WHAT IS EXPECTED:
Search the material below for the word "color". Copy every line that has it.
■ ■ ■
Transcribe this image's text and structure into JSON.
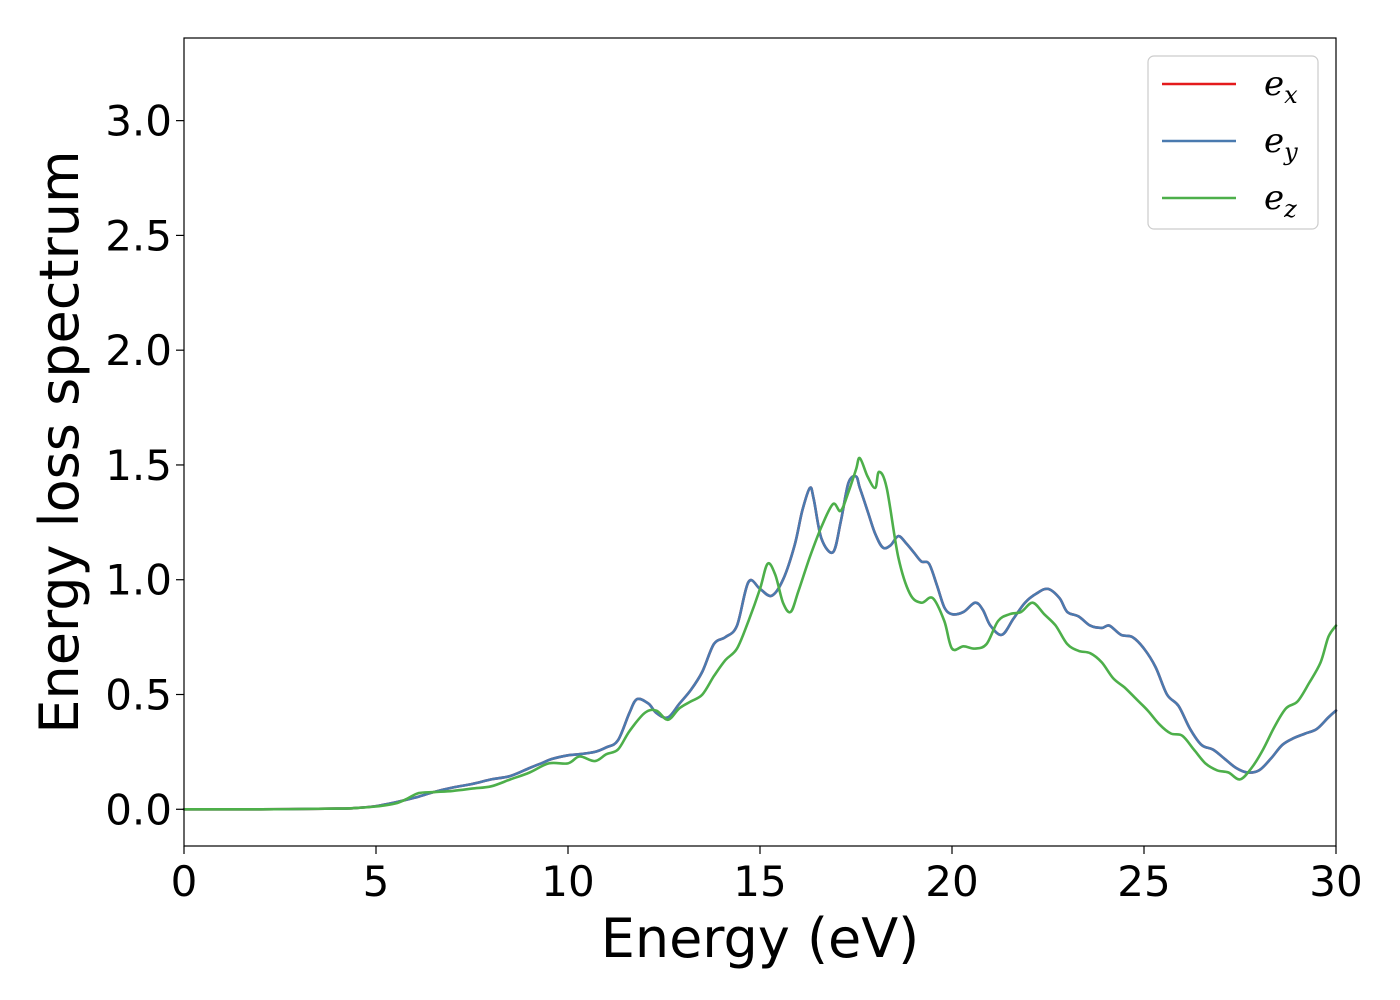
{
  "chart_data": {
    "type": "line",
    "title": "",
    "xlabel": "Energy (eV)",
    "ylabel": "Energy loss spectrum",
    "xlim": [
      0,
      30
    ],
    "ylim": [
      -0.16,
      3.36
    ],
    "xticks": [
      0,
      5,
      10,
      15,
      20,
      25,
      30
    ],
    "xtick_labels": [
      "0",
      "5",
      "10",
      "15",
      "20",
      "25",
      "30"
    ],
    "yticks": [
      0.0,
      0.5,
      1.0,
      1.5,
      2.0,
      2.5,
      3.0
    ],
    "ytick_labels": [
      "0.0",
      "0.5",
      "1.0",
      "1.5",
      "2.0",
      "2.5",
      "3.0"
    ],
    "grid": false,
    "legend_position": "top-right",
    "series": [
      {
        "name": "e",
        "subscript": "x",
        "color": "#e41a1c",
        "x": [
          0,
          2,
          4,
          4.5,
          5,
          5.5,
          6,
          6.5,
          7,
          7.5,
          8,
          8.5,
          9,
          9.3,
          9.6,
          10,
          10.3,
          10.7,
          11,
          11.3,
          11.6,
          11.8,
          12.1,
          12.3,
          12.6,
          12.9,
          13.2,
          13.5,
          13.8,
          14.1,
          14.4,
          14.7,
          15.0,
          15.3,
          15.6,
          15.9,
          16.1,
          16.3,
          16.4,
          16.6,
          16.9,
          17.1,
          17.3,
          17.5,
          17.6,
          17.8,
          18.0,
          18.2,
          18.4,
          18.6,
          18.8,
          19.0,
          19.2,
          19.4,
          19.6,
          19.8,
          20.0,
          20.3,
          20.6,
          20.8,
          21.0,
          21.3,
          21.6,
          21.9,
          22.2,
          22.5,
          22.8,
          23.0,
          23.3,
          23.6,
          23.9,
          24.1,
          24.4,
          24.7,
          25.0,
          25.3,
          25.6,
          25.9,
          26.2,
          26.5,
          26.8,
          27.1,
          27.4,
          27.7,
          28.0,
          28.3,
          28.6,
          28.9,
          29.2,
          29.5,
          29.8,
          30.0
        ],
        "values": [
          0.0,
          0.0,
          0.003,
          0.006,
          0.014,
          0.03,
          0.05,
          0.075,
          0.095,
          0.11,
          0.13,
          0.145,
          0.18,
          0.2,
          0.22,
          0.235,
          0.24,
          0.25,
          0.27,
          0.3,
          0.42,
          0.48,
          0.46,
          0.42,
          0.4,
          0.46,
          0.52,
          0.6,
          0.72,
          0.75,
          0.8,
          0.99,
          0.96,
          0.93,
          1.0,
          1.15,
          1.3,
          1.4,
          1.35,
          1.18,
          1.12,
          1.25,
          1.42,
          1.45,
          1.4,
          1.3,
          1.2,
          1.14,
          1.15,
          1.19,
          1.16,
          1.12,
          1.08,
          1.07,
          0.98,
          0.88,
          0.85,
          0.86,
          0.9,
          0.87,
          0.8,
          0.76,
          0.83,
          0.9,
          0.94,
          0.96,
          0.92,
          0.86,
          0.84,
          0.8,
          0.79,
          0.8,
          0.76,
          0.75,
          0.7,
          0.62,
          0.5,
          0.45,
          0.35,
          0.28,
          0.26,
          0.22,
          0.18,
          0.16,
          0.17,
          0.22,
          0.28,
          0.31,
          0.33,
          0.35,
          0.4,
          0.43
        ]
      },
      {
        "name": "e",
        "subscript": "y",
        "color": "#4a7aaf",
        "x": [
          0,
          2,
          4,
          4.5,
          5,
          5.5,
          6,
          6.5,
          7,
          7.5,
          8,
          8.5,
          9,
          9.3,
          9.6,
          10,
          10.3,
          10.7,
          11,
          11.3,
          11.6,
          11.8,
          12.1,
          12.3,
          12.6,
          12.9,
          13.2,
          13.5,
          13.8,
          14.1,
          14.4,
          14.7,
          15.0,
          15.3,
          15.6,
          15.9,
          16.1,
          16.3,
          16.4,
          16.6,
          16.9,
          17.1,
          17.3,
          17.5,
          17.6,
          17.8,
          18.0,
          18.2,
          18.4,
          18.6,
          18.8,
          19.0,
          19.2,
          19.4,
          19.6,
          19.8,
          20.0,
          20.3,
          20.6,
          20.8,
          21.0,
          21.3,
          21.6,
          21.9,
          22.2,
          22.5,
          22.8,
          23.0,
          23.3,
          23.6,
          23.9,
          24.1,
          24.4,
          24.7,
          25.0,
          25.3,
          25.6,
          25.9,
          26.2,
          26.5,
          26.8,
          27.1,
          27.4,
          27.7,
          28.0,
          28.3,
          28.6,
          28.9,
          29.2,
          29.5,
          29.8,
          30.0
        ],
        "values": [
          0.0,
          0.0,
          0.003,
          0.006,
          0.014,
          0.03,
          0.05,
          0.075,
          0.095,
          0.11,
          0.13,
          0.145,
          0.18,
          0.2,
          0.22,
          0.235,
          0.24,
          0.25,
          0.27,
          0.3,
          0.42,
          0.48,
          0.46,
          0.42,
          0.4,
          0.46,
          0.52,
          0.6,
          0.72,
          0.75,
          0.8,
          0.99,
          0.96,
          0.93,
          1.0,
          1.15,
          1.3,
          1.4,
          1.35,
          1.18,
          1.12,
          1.25,
          1.42,
          1.45,
          1.4,
          1.3,
          1.2,
          1.14,
          1.15,
          1.19,
          1.16,
          1.12,
          1.08,
          1.07,
          0.98,
          0.88,
          0.85,
          0.86,
          0.9,
          0.87,
          0.8,
          0.76,
          0.83,
          0.9,
          0.94,
          0.96,
          0.92,
          0.86,
          0.84,
          0.8,
          0.79,
          0.8,
          0.76,
          0.75,
          0.7,
          0.62,
          0.5,
          0.45,
          0.35,
          0.28,
          0.26,
          0.22,
          0.18,
          0.16,
          0.17,
          0.22,
          0.28,
          0.31,
          0.33,
          0.35,
          0.4,
          0.43
        ]
      },
      {
        "name": "e",
        "subscript": "z",
        "color": "#4daf4a",
        "x": [
          0,
          2,
          4,
          4.5,
          5,
          5.5,
          5.8,
          6.1,
          6.5,
          7,
          7.5,
          8,
          8.5,
          9,
          9.5,
          10,
          10.3,
          10.7,
          11,
          11.3,
          11.6,
          12.0,
          12.3,
          12.6,
          12.9,
          13.2,
          13.5,
          13.8,
          14.1,
          14.4,
          14.7,
          15.0,
          15.2,
          15.4,
          15.6,
          15.8,
          16.0,
          16.3,
          16.6,
          16.9,
          17.1,
          17.3,
          17.5,
          17.6,
          17.8,
          18.0,
          18.1,
          18.3,
          18.6,
          18.9,
          19.2,
          19.5,
          19.8,
          20.0,
          20.3,
          20.6,
          20.9,
          21.2,
          21.5,
          21.8,
          22.1,
          22.4,
          22.7,
          23.0,
          23.3,
          23.6,
          23.9,
          24.2,
          24.5,
          24.8,
          25.1,
          25.4,
          25.7,
          26.0,
          26.3,
          26.6,
          26.9,
          27.2,
          27.5,
          27.8,
          28.1,
          28.4,
          28.7,
          29.0,
          29.3,
          29.6,
          29.8,
          30.0
        ],
        "values": [
          0.0,
          0.0,
          0.003,
          0.006,
          0.012,
          0.025,
          0.045,
          0.07,
          0.075,
          0.08,
          0.09,
          0.1,
          0.13,
          0.16,
          0.2,
          0.2,
          0.23,
          0.21,
          0.24,
          0.26,
          0.34,
          0.42,
          0.43,
          0.39,
          0.44,
          0.47,
          0.5,
          0.58,
          0.65,
          0.7,
          0.82,
          0.96,
          1.07,
          1.02,
          0.9,
          0.86,
          0.95,
          1.1,
          1.23,
          1.33,
          1.3,
          1.38,
          1.48,
          1.53,
          1.45,
          1.4,
          1.47,
          1.4,
          1.1,
          0.94,
          0.9,
          0.92,
          0.82,
          0.7,
          0.71,
          0.7,
          0.72,
          0.82,
          0.85,
          0.86,
          0.9,
          0.85,
          0.8,
          0.72,
          0.69,
          0.68,
          0.64,
          0.57,
          0.53,
          0.48,
          0.43,
          0.37,
          0.33,
          0.32,
          0.26,
          0.2,
          0.17,
          0.16,
          0.13,
          0.18,
          0.26,
          0.36,
          0.44,
          0.47,
          0.55,
          0.64,
          0.75,
          0.8
        ]
      }
    ]
  }
}
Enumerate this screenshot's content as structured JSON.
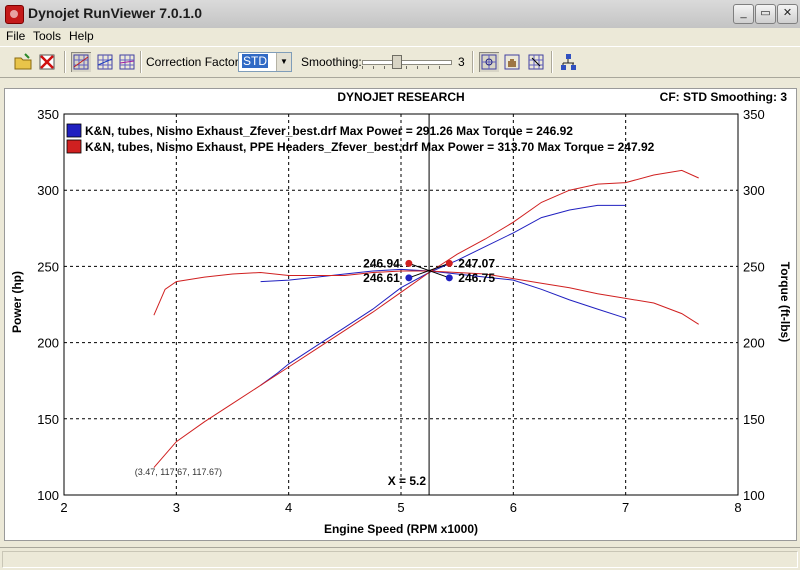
■ ■ ■
CORRECT ANSWER:
        "color": "#e41a1c",
        "color": "#4a7aaf",
        "color": "#4daf4a",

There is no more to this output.